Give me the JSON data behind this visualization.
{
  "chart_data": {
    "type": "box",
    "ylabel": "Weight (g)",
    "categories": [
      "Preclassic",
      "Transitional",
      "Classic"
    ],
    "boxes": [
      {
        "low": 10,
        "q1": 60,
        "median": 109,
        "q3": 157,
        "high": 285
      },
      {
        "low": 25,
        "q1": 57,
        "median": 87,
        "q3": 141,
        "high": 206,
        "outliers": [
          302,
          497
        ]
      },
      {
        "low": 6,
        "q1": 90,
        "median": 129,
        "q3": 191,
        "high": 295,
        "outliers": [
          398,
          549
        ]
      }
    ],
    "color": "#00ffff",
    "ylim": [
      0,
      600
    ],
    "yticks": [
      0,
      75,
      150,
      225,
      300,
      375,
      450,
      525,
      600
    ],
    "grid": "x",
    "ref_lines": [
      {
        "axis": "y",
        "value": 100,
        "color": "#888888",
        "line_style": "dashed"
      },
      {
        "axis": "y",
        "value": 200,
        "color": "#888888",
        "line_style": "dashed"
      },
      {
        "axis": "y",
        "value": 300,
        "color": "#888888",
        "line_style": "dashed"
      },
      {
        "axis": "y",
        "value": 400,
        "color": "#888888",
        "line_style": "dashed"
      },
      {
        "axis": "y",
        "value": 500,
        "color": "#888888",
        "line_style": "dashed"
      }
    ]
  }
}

◇ ◇ ◇

__WHAT YOU HAVE TO DO__
Repeat the records above exactly, from the first line to the last.

__RESULT__
Give me the JSON data behind this visualization.
{
  "chart_data": {
    "type": "box",
    "ylabel": "Weight (g)",
    "categories": [
      "Preclassic",
      "Transitional",
      "Classic"
    ],
    "boxes": [
      {
        "low": 10,
        "q1": 60,
        "median": 109,
        "q3": 157,
        "high": 285
      },
      {
        "low": 25,
        "q1": 57,
        "median": 87,
        "q3": 141,
        "high": 206,
        "outliers": [
          302,
          497
        ]
      },
      {
        "low": 6,
        "q1": 90,
        "median": 129,
        "q3": 191,
        "high": 295,
        "outliers": [
          398,
          549
        ]
      }
    ],
    "color": "#00ffff",
    "ylim": [
      0,
      600
    ],
    "yticks": [
      0,
      75,
      150,
      225,
      300,
      375,
      450,
      525,
      600
    ],
    "grid": "x",
    "ref_lines": [
      {
        "axis": "y",
        "value": 100,
        "color": "#888888",
        "line_style": "dashed"
      },
      {
        "axis": "y",
        "value": 200,
        "color": "#888888",
        "line_style": "dashed"
      },
      {
        "axis": "y",
        "value": 300,
        "color": "#888888",
        "line_style": "dashed"
      },
      {
        "axis": "y",
        "value": 400,
        "color": "#888888",
        "line_style": "dashed"
      },
      {
        "axis": "y",
        "value": 500,
        "color": "#888888",
        "line_style": "dashed"
      }
    ]
  }
}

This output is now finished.